_TASK MATERIAL_.
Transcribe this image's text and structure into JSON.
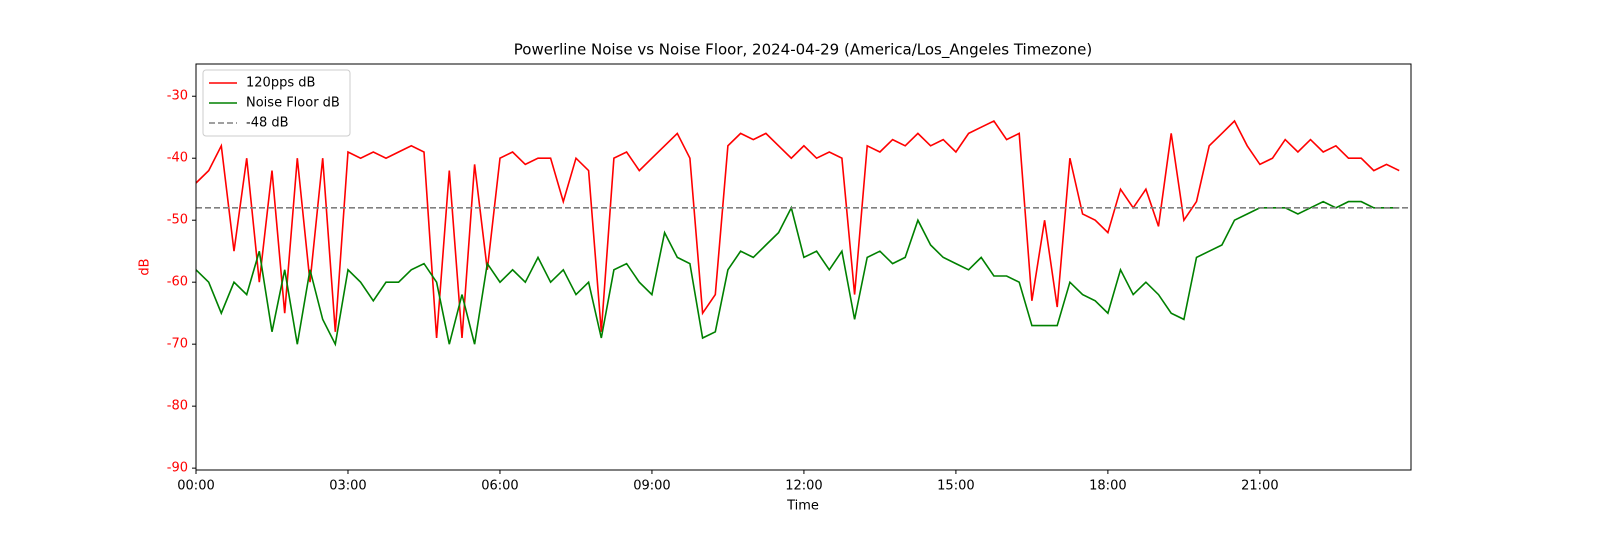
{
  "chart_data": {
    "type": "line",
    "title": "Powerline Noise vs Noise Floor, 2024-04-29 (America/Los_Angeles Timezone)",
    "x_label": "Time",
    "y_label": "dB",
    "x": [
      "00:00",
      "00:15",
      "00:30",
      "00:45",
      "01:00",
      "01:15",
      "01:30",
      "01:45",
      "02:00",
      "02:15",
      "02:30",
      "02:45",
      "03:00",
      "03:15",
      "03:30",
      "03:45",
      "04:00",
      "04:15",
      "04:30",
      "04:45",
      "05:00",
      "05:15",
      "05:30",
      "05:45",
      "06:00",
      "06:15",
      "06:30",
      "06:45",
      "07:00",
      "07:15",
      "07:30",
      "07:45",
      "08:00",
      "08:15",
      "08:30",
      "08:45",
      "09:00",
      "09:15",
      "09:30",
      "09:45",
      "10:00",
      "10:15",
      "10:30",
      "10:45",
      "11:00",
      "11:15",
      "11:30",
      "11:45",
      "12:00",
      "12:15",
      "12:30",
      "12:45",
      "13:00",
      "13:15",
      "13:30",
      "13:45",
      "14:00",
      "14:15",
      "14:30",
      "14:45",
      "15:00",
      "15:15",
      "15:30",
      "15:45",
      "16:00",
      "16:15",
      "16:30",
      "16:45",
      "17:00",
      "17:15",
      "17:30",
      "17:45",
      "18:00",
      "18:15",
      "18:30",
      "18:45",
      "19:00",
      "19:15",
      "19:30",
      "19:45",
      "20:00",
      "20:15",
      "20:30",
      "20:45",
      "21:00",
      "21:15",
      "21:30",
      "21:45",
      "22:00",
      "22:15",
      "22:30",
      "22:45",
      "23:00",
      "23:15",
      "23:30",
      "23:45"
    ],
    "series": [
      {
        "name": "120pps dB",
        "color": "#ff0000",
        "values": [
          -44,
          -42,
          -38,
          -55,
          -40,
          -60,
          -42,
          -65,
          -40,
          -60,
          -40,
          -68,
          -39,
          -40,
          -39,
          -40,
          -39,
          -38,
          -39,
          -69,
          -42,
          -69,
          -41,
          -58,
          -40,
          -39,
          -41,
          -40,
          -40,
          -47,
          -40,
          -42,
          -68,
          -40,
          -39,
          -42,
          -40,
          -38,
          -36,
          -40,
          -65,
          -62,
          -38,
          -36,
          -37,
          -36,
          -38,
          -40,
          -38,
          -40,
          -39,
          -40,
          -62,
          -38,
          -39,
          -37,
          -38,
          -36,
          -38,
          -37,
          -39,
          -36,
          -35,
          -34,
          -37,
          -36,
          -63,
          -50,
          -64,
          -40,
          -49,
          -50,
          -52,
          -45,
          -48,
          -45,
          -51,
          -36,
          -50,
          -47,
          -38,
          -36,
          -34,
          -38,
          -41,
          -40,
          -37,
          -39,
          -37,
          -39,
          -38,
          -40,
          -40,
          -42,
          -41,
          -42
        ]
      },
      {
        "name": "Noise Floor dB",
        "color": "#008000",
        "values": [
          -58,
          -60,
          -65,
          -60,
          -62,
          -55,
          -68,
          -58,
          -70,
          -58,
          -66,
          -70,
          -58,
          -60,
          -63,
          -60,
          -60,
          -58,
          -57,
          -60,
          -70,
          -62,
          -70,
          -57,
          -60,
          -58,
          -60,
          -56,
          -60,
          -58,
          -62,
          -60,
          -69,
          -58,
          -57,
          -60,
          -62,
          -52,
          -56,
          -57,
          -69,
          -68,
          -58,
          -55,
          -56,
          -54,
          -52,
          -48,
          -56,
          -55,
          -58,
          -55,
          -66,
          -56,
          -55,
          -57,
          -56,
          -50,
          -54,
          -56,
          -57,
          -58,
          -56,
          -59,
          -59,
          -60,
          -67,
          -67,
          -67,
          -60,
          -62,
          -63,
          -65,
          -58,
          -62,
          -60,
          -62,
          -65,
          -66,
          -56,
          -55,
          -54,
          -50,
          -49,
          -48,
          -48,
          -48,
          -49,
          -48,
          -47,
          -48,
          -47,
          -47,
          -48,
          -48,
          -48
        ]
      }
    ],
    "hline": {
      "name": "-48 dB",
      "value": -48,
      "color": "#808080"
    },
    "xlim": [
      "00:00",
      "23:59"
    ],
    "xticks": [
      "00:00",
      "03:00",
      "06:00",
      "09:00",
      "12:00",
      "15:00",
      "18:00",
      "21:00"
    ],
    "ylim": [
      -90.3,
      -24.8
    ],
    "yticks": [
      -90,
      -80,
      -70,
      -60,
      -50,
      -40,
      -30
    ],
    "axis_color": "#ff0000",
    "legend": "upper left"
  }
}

--

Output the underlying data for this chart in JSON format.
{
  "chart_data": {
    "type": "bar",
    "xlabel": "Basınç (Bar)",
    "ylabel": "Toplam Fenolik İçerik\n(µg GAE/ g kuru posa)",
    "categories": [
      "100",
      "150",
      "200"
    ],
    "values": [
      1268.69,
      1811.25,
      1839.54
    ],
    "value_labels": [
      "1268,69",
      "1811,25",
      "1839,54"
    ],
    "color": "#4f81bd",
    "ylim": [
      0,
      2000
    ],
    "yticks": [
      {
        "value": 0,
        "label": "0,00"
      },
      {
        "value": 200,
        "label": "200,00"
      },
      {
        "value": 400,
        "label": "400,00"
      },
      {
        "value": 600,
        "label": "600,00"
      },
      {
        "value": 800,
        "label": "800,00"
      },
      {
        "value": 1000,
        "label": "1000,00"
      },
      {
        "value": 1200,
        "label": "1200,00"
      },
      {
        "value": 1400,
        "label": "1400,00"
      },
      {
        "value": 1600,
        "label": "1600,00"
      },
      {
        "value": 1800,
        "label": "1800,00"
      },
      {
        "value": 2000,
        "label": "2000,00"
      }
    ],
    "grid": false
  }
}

--

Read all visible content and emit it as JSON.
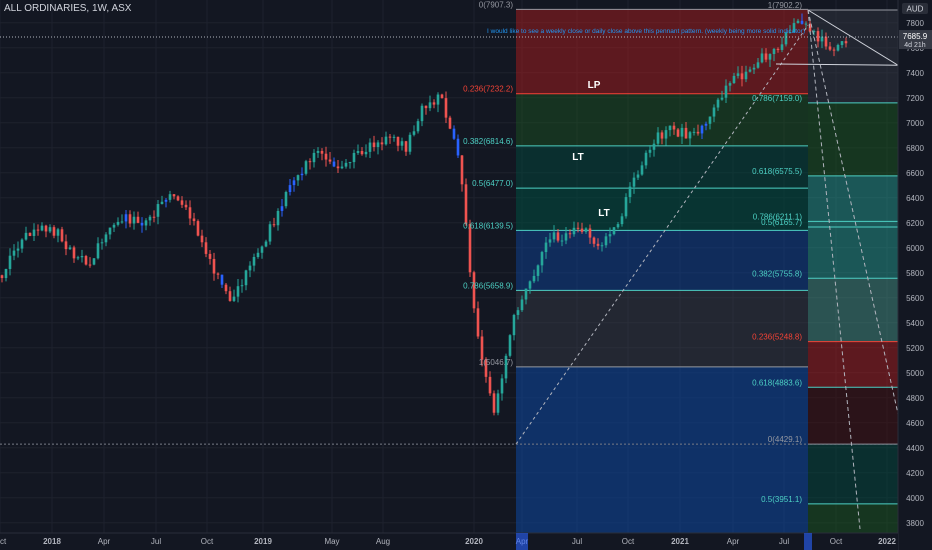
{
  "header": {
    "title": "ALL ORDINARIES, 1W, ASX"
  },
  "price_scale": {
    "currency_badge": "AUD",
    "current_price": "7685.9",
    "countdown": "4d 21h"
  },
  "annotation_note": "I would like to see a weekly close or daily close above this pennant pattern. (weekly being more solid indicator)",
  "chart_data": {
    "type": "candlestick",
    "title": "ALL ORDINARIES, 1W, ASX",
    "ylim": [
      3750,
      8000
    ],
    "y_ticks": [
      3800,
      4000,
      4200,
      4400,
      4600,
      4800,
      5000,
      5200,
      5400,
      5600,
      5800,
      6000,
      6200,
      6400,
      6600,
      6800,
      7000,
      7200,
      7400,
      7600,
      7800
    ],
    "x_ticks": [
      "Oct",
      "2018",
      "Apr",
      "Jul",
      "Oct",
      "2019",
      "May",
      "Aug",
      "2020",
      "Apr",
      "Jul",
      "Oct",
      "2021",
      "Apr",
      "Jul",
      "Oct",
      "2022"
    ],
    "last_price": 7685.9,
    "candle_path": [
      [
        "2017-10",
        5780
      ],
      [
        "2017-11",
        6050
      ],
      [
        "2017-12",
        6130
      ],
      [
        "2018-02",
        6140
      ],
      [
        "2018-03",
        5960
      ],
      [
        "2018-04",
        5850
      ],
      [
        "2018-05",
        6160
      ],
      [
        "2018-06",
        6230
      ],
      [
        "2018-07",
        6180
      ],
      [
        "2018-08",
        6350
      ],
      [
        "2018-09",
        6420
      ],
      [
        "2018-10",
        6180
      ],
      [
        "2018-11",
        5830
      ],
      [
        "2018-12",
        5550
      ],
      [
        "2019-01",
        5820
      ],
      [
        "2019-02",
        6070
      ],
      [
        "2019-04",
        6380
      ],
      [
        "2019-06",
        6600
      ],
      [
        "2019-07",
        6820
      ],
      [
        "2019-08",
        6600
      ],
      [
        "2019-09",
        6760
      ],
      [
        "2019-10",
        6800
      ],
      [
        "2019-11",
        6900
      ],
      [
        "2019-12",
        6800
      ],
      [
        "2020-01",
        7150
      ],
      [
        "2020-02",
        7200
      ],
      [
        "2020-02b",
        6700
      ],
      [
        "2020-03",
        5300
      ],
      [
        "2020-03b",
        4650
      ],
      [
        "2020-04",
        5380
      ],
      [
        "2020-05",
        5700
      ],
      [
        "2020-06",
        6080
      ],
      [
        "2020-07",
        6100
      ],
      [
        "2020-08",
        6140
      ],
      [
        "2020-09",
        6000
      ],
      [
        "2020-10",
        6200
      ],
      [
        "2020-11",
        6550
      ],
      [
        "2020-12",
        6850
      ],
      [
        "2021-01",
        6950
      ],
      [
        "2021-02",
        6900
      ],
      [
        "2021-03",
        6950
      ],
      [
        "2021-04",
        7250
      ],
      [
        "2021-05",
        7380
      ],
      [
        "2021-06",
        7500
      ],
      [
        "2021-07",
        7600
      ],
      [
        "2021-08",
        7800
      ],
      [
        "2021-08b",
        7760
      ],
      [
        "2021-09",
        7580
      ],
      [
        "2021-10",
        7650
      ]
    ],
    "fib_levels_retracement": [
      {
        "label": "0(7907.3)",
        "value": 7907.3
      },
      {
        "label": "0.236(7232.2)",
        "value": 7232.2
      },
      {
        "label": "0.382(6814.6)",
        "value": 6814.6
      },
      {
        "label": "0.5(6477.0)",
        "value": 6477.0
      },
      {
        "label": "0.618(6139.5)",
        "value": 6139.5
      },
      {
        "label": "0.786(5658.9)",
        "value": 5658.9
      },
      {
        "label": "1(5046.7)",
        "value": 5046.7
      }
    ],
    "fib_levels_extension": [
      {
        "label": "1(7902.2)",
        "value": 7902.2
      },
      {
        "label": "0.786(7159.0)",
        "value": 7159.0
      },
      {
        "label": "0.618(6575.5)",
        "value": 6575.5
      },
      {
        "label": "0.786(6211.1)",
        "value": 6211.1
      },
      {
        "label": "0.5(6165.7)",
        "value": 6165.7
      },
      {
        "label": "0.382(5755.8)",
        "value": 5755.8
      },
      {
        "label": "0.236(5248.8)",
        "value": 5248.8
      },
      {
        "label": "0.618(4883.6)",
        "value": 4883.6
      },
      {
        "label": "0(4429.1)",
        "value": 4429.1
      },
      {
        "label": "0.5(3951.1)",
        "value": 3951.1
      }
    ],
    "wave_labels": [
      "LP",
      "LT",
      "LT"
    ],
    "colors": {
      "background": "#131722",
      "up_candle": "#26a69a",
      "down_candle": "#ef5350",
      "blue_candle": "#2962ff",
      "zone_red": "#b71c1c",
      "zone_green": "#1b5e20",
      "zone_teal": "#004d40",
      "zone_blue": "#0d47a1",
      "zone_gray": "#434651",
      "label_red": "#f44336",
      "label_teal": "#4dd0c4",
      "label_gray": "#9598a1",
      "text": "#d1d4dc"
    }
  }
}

_GOAL_. Write out each line of the data that holds the string "Noise".

_EXERCISE ANSWER_.
    "title": "Powerline Noise vs Noise Floor, 2024-04-29 (America/Los_Angeles Timezone)",
        "name": "Noise Floor dB",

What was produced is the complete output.